EXERCISE AIM.
Show every line of the records below that contains the word "this".

DATA SHOWN.
○ ○ ○ ○ ○ ○ ○
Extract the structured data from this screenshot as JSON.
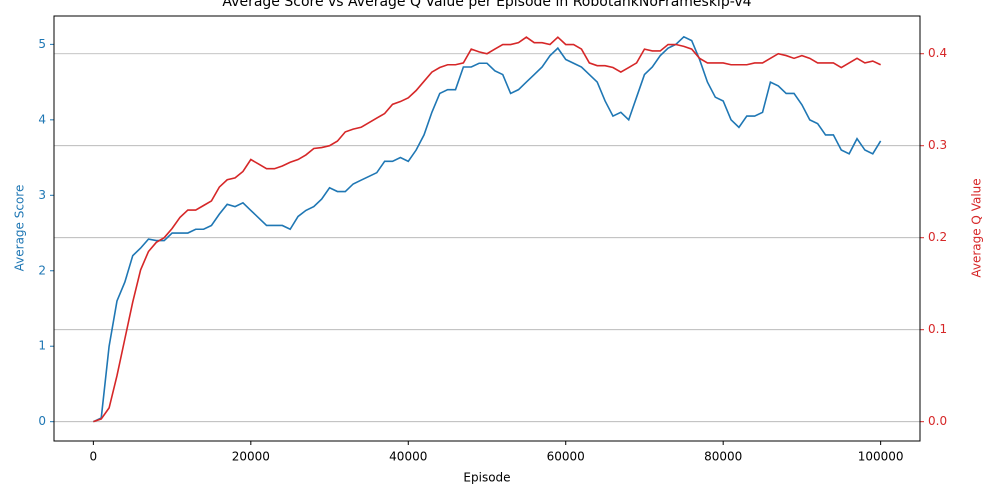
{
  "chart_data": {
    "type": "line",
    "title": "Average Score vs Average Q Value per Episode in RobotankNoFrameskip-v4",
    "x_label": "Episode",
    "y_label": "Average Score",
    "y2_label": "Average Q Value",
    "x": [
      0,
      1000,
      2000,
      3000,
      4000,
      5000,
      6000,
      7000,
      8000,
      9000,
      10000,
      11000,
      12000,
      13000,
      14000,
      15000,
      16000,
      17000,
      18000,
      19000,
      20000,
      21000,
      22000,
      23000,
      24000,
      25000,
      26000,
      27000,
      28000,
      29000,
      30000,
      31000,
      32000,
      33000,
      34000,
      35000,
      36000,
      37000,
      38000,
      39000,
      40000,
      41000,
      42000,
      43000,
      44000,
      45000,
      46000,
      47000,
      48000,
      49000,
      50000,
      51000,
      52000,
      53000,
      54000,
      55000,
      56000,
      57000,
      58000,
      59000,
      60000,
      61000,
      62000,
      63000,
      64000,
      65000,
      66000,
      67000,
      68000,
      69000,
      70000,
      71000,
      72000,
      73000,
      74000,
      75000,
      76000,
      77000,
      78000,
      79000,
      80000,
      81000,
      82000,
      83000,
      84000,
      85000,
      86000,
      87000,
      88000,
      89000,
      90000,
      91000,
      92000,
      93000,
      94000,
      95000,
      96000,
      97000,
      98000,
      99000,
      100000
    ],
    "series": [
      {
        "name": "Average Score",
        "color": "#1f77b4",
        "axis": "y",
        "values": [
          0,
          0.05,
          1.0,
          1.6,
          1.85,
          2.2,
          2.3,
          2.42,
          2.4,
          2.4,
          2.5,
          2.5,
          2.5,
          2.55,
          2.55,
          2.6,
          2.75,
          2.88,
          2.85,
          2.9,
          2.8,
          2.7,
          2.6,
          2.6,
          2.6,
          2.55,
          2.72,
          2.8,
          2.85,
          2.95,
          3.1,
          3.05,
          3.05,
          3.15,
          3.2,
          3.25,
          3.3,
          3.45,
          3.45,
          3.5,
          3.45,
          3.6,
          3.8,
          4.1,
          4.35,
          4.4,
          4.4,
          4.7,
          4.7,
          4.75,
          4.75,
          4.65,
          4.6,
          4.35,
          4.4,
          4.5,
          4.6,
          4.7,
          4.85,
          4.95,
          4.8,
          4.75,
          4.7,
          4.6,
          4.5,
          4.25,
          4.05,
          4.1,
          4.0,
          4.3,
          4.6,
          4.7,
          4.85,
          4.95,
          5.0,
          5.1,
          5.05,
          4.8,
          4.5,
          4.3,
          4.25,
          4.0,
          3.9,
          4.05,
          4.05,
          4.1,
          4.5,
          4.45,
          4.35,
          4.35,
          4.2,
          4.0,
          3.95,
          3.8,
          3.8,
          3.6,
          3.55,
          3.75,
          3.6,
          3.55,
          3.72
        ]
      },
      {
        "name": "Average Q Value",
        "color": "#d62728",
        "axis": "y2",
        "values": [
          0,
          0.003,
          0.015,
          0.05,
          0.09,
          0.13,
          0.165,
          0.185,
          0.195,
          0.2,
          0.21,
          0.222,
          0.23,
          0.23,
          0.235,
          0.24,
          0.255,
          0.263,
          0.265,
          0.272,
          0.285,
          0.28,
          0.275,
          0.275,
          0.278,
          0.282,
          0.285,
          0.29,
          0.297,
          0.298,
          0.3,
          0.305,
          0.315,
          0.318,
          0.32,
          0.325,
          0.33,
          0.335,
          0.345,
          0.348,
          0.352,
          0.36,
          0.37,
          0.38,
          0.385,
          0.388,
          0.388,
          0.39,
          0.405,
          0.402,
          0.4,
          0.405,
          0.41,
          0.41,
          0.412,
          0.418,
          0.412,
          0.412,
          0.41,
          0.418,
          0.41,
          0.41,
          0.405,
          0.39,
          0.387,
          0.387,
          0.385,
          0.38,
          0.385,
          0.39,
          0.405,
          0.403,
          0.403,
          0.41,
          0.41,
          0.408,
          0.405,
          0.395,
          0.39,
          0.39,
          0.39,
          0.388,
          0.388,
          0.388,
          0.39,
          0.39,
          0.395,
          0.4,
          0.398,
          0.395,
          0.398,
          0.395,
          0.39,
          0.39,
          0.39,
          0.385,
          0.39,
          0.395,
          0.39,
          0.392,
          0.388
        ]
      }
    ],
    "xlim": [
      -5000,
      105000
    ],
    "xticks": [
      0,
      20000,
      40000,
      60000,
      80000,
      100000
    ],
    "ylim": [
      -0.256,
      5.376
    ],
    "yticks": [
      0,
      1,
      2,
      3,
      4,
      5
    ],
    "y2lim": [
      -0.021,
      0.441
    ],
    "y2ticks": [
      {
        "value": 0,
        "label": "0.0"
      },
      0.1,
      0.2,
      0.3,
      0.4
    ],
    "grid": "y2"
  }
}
○ ○ ○ ○ ○ ○ ○
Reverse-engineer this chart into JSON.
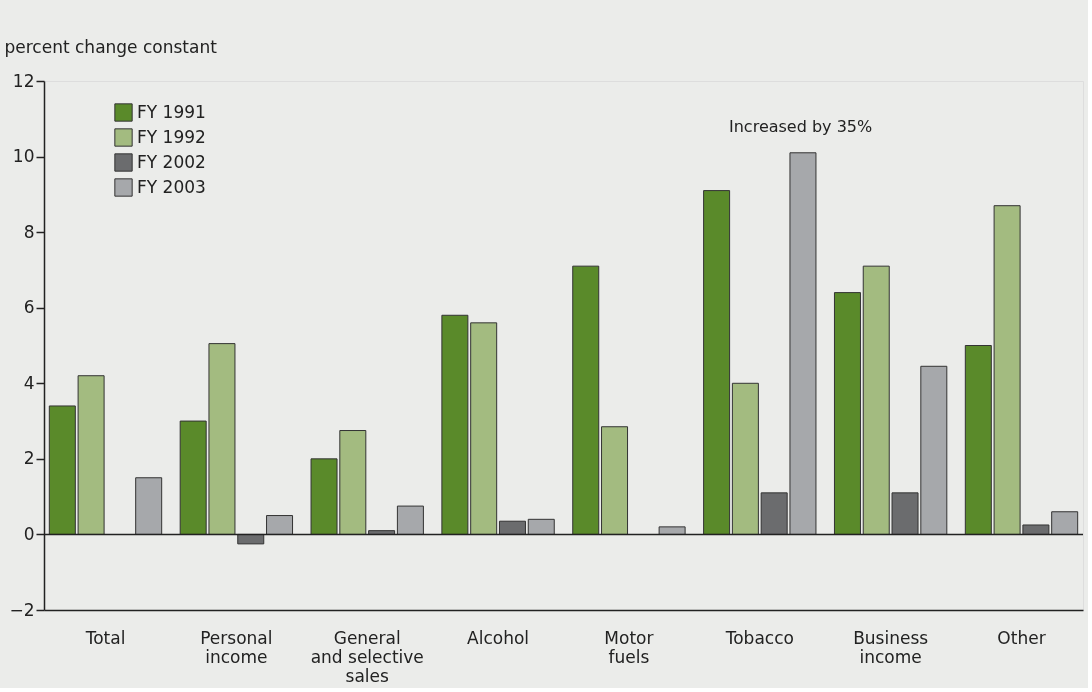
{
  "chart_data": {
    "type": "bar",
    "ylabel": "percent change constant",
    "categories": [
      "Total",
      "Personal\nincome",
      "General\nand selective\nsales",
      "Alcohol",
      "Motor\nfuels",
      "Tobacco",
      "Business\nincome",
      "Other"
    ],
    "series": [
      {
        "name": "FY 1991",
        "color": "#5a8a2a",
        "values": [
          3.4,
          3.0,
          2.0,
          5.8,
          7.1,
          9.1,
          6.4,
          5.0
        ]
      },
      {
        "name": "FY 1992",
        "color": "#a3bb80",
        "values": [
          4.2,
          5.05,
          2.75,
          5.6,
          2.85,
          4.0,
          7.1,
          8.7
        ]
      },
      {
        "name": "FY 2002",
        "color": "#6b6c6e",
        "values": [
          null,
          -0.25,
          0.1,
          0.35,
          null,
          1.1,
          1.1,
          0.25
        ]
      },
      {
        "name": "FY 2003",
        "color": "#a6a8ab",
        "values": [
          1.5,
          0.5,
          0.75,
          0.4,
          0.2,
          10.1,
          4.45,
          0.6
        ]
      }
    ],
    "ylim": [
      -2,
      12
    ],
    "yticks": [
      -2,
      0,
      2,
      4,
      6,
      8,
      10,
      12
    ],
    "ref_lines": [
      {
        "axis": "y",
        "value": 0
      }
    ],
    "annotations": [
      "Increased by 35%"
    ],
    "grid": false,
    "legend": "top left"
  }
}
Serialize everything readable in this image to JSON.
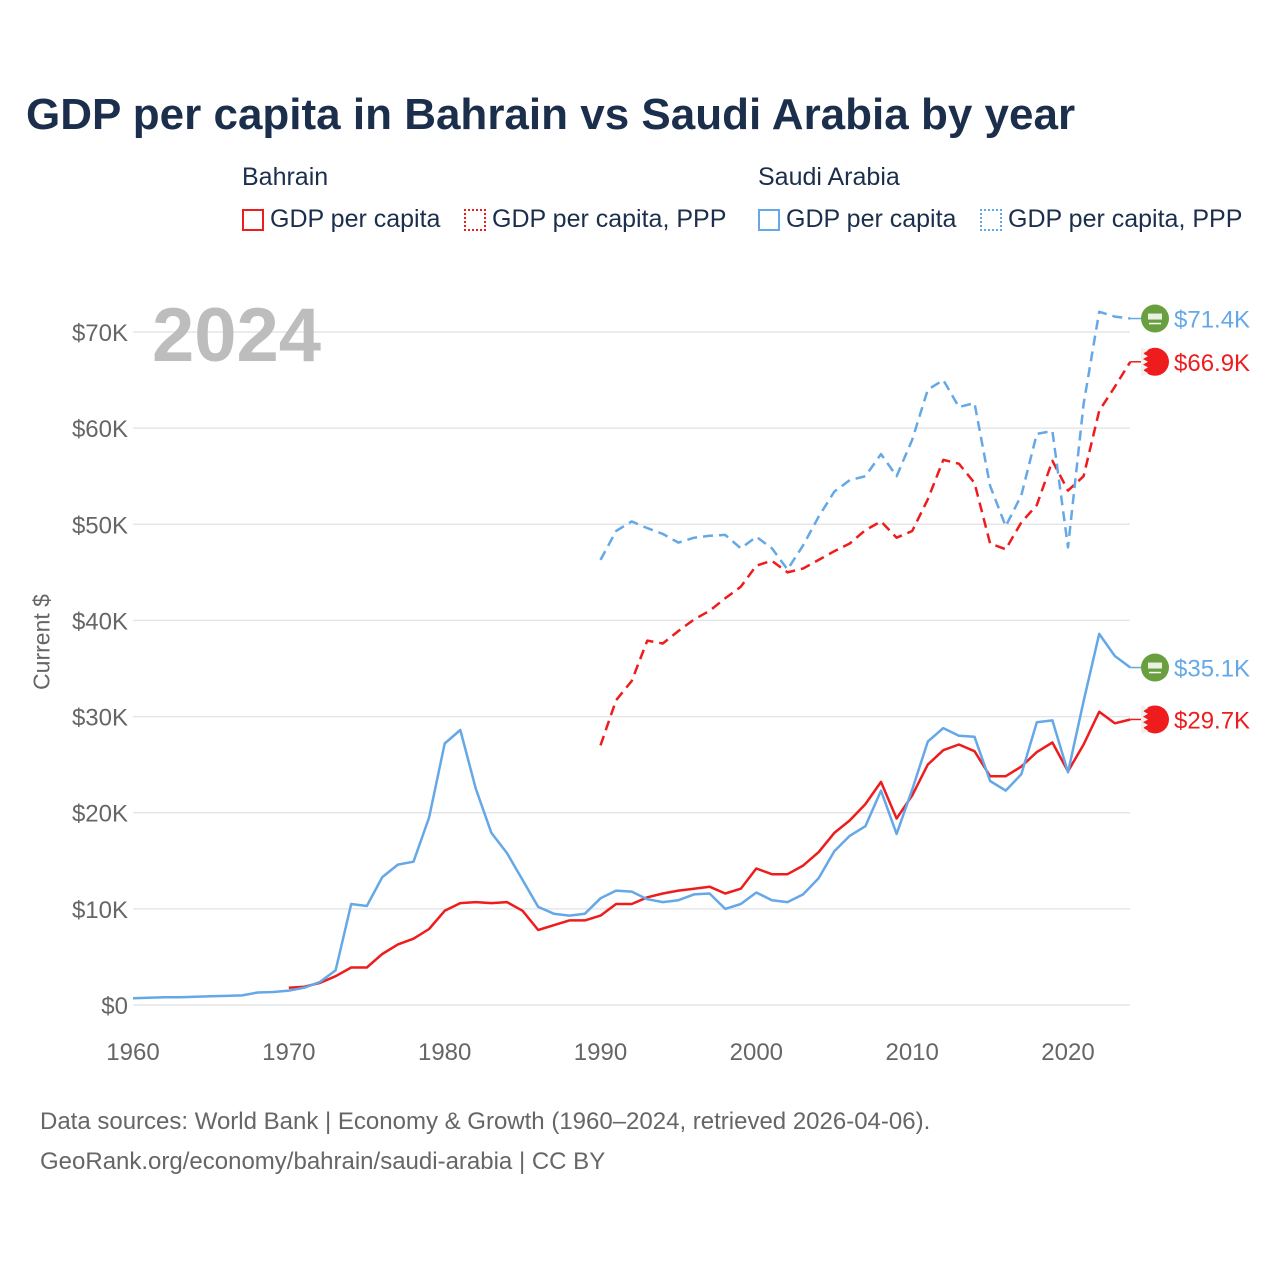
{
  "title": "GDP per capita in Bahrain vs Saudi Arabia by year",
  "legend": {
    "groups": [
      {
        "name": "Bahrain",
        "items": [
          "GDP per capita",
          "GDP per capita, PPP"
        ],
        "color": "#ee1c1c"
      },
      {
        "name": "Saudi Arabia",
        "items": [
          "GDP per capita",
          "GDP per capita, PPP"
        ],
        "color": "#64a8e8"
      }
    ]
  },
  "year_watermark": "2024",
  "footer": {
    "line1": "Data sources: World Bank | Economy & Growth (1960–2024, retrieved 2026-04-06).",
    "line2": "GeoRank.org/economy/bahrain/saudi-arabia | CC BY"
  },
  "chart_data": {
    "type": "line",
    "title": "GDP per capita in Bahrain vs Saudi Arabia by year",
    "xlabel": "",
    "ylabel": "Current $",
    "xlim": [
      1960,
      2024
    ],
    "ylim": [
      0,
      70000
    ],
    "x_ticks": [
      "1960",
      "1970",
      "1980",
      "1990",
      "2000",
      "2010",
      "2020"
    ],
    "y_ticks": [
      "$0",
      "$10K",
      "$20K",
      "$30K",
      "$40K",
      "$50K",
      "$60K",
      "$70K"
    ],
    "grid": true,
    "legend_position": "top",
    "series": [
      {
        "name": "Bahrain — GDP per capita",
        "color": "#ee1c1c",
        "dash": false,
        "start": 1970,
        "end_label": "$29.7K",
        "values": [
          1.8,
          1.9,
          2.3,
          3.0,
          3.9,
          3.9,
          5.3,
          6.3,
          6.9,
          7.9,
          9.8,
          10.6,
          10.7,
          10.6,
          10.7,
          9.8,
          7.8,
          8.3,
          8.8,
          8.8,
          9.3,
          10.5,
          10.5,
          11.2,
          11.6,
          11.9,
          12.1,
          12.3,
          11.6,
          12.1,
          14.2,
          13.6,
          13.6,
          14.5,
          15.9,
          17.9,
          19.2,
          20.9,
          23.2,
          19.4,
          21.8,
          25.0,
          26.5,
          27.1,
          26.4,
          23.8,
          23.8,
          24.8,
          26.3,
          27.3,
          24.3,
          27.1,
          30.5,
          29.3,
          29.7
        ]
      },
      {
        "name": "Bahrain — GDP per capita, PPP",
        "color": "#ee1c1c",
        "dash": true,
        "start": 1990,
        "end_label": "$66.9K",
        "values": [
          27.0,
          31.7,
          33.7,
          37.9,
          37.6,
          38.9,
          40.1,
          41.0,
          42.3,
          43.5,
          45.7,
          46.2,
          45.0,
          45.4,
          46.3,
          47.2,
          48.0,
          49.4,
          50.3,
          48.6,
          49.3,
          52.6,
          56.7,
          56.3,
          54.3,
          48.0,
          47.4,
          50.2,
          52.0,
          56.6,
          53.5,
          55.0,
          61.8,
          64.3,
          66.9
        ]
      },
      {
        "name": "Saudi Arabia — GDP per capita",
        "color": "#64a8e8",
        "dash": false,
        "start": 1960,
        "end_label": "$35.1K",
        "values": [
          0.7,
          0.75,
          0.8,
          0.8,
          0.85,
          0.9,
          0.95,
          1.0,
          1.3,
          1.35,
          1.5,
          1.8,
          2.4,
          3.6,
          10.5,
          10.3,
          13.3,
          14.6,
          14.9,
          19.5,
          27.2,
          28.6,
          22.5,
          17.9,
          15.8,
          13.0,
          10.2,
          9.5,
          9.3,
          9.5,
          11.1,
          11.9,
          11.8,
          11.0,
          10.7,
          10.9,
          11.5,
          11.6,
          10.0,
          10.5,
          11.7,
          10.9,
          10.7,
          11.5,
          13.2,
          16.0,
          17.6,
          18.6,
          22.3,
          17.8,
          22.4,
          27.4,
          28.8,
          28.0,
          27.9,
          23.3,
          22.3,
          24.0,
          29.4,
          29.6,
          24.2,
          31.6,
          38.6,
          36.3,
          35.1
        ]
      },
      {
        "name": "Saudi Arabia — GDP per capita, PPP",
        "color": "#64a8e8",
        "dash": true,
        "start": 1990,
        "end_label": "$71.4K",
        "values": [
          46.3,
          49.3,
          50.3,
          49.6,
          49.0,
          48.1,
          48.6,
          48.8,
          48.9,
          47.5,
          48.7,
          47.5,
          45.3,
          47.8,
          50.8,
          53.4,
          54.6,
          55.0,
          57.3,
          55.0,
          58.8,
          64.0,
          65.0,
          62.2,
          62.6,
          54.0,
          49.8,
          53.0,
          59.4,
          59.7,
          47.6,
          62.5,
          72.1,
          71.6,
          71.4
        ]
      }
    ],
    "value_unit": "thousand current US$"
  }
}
○ ○ ○ ○ ○ ○ ○
FULL RESPONSE.
Extract the structured data from this screenshot as JSON.
Reverse-engineer this chart into JSON.
Serialize everything readable in this image to JSON.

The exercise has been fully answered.